### TASK DETAILS
Can you transcribe every line exactly and leave the pictures behind?

□ □ □ □ □ □ □

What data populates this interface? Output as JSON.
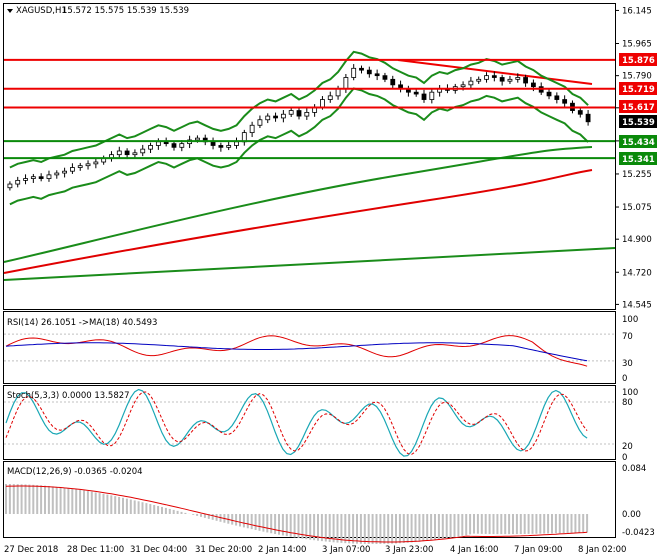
{
  "header": {
    "symbol": "XAGUSD,H1",
    "ohlc": "15.572 15.575 15.539 15.539"
  },
  "colors": {
    "red_level": "#ee0000",
    "green_level": "#0a8a0a",
    "bollinger": "#1a8c1a",
    "ma_red": "#e00000",
    "candle": "#000000",
    "rsi_line": "#e00000",
    "rsi_ma": "#0000c0",
    "stoch_main": "#19a7b5",
    "stoch_signal": "#e00000",
    "macd_hist": "#c0c0c0",
    "macd_signal": "#e00000"
  },
  "price_axis": {
    "ticks": [
      "16.145",
      "15.965",
      "15.790",
      "15.615",
      "15.435",
      "15.255",
      "15.075",
      "14.900",
      "14.720",
      "14.545"
    ]
  },
  "levels": [
    {
      "price": 15.876,
      "label": "15.876",
      "type": "resistance"
    },
    {
      "price": 15.719,
      "label": "15.719",
      "type": "resistance"
    },
    {
      "price": 15.617,
      "label": "15.617",
      "type": "resistance"
    },
    {
      "price": 15.434,
      "label": "15.434",
      "type": "support"
    },
    {
      "price": 15.341,
      "label": "15.341",
      "type": "support"
    }
  ],
  "current_price": {
    "price": 15.539,
    "label": "15.539"
  },
  "rsi": {
    "label": "RSI(14) 26.1051 ->MA(18) 40.5493",
    "ticks": [
      "100",
      "70",
      "30",
      "0"
    ]
  },
  "stoch": {
    "label": "Stoch(5,3,3) 0.0000 13.5827",
    "ticks": [
      "100",
      "80",
      "20",
      "0"
    ]
  },
  "macd": {
    "label": "MACD(12,26,9) -0.0365 -0.0204",
    "ticks": [
      "0.084",
      "0.00",
      "-0.0423"
    ]
  },
  "time_axis": {
    "labels": [
      "27 Dec 2018",
      "28 Dec 11:00",
      "31 Dec 04:00",
      "31 Dec 20:00",
      "2 Jan 14:00",
      "3 Jan 07:00",
      "3 Jan 23:00",
      "4 Jan 16:00",
      "7 Jan 09:00",
      "8 Jan 02:00"
    ]
  },
  "chart_data": {
    "type": "candlestick",
    "price_range": [
      14.52,
      16.18
    ],
    "closes": [
      15.2,
      15.22,
      15.23,
      15.24,
      15.23,
      15.25,
      15.26,
      15.27,
      15.29,
      15.3,
      15.31,
      15.32,
      15.34,
      15.36,
      15.38,
      15.36,
      15.37,
      15.39,
      15.41,
      15.43,
      15.42,
      15.4,
      15.42,
      15.44,
      15.45,
      15.43,
      15.41,
      15.4,
      15.41,
      15.43,
      15.48,
      15.52,
      15.55,
      15.57,
      15.56,
      15.58,
      15.6,
      15.57,
      15.59,
      15.62,
      15.66,
      15.68,
      15.72,
      15.78,
      15.83,
      15.82,
      15.8,
      15.79,
      15.77,
      15.74,
      15.72,
      15.7,
      15.69,
      15.66,
      15.7,
      15.72,
      15.71,
      15.73,
      15.74,
      15.76,
      15.77,
      15.79,
      15.78,
      15.76,
      15.77,
      15.78,
      15.75,
      15.73,
      15.7,
      15.68,
      15.66,
      15.64,
      15.6,
      15.58,
      15.539
    ]
  }
}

□ □ □ □ □ □ □

### SOLUTION FOR THIS TASK
What data populates this interface? Output as JSON.
{
  "header": {
    "symbol": "XAGUSD,H1",
    "ohlc": "15.572 15.575 15.539 15.539"
  },
  "colors": {
    "red_level": "#ee0000",
    "green_level": "#0a8a0a",
    "bollinger": "#1a8c1a",
    "ma_red": "#e00000",
    "candle": "#000000",
    "rsi_line": "#e00000",
    "rsi_ma": "#0000c0",
    "stoch_main": "#19a7b5",
    "stoch_signal": "#e00000",
    "macd_hist": "#c0c0c0",
    "macd_signal": "#e00000"
  },
  "price_axis": {
    "ticks": [
      "16.145",
      "15.965",
      "15.790",
      "15.615",
      "15.435",
      "15.255",
      "15.075",
      "14.900",
      "14.720",
      "14.545"
    ]
  },
  "levels": [
    {
      "price": 15.876,
      "label": "15.876",
      "type": "resistance"
    },
    {
      "price": 15.719,
      "label": "15.719",
      "type": "resistance"
    },
    {
      "price": 15.617,
      "label": "15.617",
      "type": "resistance"
    },
    {
      "price": 15.434,
      "label": "15.434",
      "type": "support"
    },
    {
      "price": 15.341,
      "label": "15.341",
      "type": "support"
    }
  ],
  "current_price": {
    "price": 15.539,
    "label": "15.539"
  },
  "rsi": {
    "label": "RSI(14) 26.1051 ->MA(18) 40.5493",
    "ticks": [
      "100",
      "70",
      "30",
      "0"
    ]
  },
  "stoch": {
    "label": "Stoch(5,3,3) 0.0000 13.5827",
    "ticks": [
      "100",
      "80",
      "20",
      "0"
    ]
  },
  "macd": {
    "label": "MACD(12,26,9) -0.0365 -0.0204",
    "ticks": [
      "0.084",
      "0.00",
      "-0.0423"
    ]
  },
  "time_axis": {
    "labels": [
      "27 Dec 2018",
      "28 Dec 11:00",
      "31 Dec 04:00",
      "31 Dec 20:00",
      "2 Jan 14:00",
      "3 Jan 07:00",
      "3 Jan 23:00",
      "4 Jan 16:00",
      "7 Jan 09:00",
      "8 Jan 02:00"
    ]
  },
  "chart_data": {
    "type": "candlestick",
    "price_range": [
      14.52,
      16.18
    ],
    "closes": [
      15.2,
      15.22,
      15.23,
      15.24,
      15.23,
      15.25,
      15.26,
      15.27,
      15.29,
      15.3,
      15.31,
      15.32,
      15.34,
      15.36,
      15.38,
      15.36,
      15.37,
      15.39,
      15.41,
      15.43,
      15.42,
      15.4,
      15.42,
      15.44,
      15.45,
      15.43,
      15.41,
      15.4,
      15.41,
      15.43,
      15.48,
      15.52,
      15.55,
      15.57,
      15.56,
      15.58,
      15.6,
      15.57,
      15.59,
      15.62,
      15.66,
      15.68,
      15.72,
      15.78,
      15.83,
      15.82,
      15.8,
      15.79,
      15.77,
      15.74,
      15.72,
      15.7,
      15.69,
      15.66,
      15.7,
      15.72,
      15.71,
      15.73,
      15.74,
      15.76,
      15.77,
      15.79,
      15.78,
      15.76,
      15.77,
      15.78,
      15.75,
      15.73,
      15.7,
      15.68,
      15.66,
      15.64,
      15.6,
      15.58,
      15.539
    ]
  }
}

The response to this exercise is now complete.